Determine how many lines contain the string "činnosti", then reply with that figure only.

___ DATASET

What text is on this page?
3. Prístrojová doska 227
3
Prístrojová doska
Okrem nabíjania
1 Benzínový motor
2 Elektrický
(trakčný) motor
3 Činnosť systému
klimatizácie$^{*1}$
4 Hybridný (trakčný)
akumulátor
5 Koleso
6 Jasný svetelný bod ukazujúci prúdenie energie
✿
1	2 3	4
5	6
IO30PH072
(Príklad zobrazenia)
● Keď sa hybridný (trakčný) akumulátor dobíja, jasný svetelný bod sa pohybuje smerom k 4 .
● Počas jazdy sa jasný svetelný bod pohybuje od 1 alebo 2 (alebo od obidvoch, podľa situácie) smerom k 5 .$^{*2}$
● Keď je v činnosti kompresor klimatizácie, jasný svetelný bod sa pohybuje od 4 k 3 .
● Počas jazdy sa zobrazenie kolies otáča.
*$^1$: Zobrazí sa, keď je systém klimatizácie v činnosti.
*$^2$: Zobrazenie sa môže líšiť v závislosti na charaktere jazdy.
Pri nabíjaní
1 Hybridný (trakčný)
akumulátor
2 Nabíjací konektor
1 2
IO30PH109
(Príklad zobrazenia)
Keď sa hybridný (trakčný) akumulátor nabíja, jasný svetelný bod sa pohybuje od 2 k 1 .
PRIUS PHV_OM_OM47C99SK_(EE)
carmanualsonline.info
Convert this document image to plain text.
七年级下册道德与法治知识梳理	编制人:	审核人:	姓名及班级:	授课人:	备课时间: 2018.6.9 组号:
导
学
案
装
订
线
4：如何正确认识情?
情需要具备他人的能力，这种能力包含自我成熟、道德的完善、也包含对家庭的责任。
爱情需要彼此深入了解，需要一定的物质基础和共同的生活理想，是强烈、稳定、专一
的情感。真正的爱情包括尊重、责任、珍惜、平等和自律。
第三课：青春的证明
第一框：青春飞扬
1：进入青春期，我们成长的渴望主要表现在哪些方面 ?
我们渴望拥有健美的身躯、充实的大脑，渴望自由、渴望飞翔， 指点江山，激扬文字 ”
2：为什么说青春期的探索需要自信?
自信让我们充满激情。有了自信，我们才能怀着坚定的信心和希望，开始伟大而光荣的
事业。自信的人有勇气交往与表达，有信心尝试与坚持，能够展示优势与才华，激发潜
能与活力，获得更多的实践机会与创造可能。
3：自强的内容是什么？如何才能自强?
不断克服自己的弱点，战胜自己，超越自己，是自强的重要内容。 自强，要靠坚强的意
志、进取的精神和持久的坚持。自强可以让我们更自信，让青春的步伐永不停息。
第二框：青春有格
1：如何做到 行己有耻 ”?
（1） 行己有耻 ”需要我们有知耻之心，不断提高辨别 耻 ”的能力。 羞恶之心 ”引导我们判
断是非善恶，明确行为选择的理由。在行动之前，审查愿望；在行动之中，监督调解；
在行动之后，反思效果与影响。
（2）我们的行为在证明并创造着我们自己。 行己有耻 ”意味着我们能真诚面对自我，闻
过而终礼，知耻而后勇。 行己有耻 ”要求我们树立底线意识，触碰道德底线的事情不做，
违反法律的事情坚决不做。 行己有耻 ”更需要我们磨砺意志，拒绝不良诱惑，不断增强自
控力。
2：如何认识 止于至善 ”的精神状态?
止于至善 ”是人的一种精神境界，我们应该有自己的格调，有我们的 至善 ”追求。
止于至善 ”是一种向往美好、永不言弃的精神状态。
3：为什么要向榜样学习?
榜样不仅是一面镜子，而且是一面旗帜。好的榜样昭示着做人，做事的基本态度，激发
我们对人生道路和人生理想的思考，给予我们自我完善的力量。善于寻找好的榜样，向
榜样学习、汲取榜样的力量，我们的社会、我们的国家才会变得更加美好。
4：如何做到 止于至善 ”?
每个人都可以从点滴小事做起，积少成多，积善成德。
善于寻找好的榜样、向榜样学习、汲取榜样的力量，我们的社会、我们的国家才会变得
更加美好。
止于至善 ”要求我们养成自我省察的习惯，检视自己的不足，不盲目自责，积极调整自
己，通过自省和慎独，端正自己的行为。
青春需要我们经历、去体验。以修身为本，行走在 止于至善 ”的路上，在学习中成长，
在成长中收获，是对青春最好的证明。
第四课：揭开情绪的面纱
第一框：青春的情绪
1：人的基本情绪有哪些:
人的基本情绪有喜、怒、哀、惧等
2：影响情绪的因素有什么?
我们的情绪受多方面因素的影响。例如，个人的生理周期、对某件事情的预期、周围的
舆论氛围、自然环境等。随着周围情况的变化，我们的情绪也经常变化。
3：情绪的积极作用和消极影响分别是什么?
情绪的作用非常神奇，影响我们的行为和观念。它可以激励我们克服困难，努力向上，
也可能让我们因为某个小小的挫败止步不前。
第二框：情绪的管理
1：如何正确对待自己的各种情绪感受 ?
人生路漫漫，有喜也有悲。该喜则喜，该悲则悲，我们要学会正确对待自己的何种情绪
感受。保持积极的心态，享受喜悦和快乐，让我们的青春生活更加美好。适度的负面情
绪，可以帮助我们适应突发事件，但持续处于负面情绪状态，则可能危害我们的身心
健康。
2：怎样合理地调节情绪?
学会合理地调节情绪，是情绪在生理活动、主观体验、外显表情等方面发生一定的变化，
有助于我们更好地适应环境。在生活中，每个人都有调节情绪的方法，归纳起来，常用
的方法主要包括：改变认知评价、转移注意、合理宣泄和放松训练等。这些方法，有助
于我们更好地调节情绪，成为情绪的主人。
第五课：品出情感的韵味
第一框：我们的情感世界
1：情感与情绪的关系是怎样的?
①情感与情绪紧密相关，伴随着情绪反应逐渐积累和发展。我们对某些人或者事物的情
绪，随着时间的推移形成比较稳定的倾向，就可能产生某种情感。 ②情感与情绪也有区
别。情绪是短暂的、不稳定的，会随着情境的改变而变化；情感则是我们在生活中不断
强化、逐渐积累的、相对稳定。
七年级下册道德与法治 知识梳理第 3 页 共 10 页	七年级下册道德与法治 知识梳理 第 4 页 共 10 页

______

- **WORKED SOLUTION**
2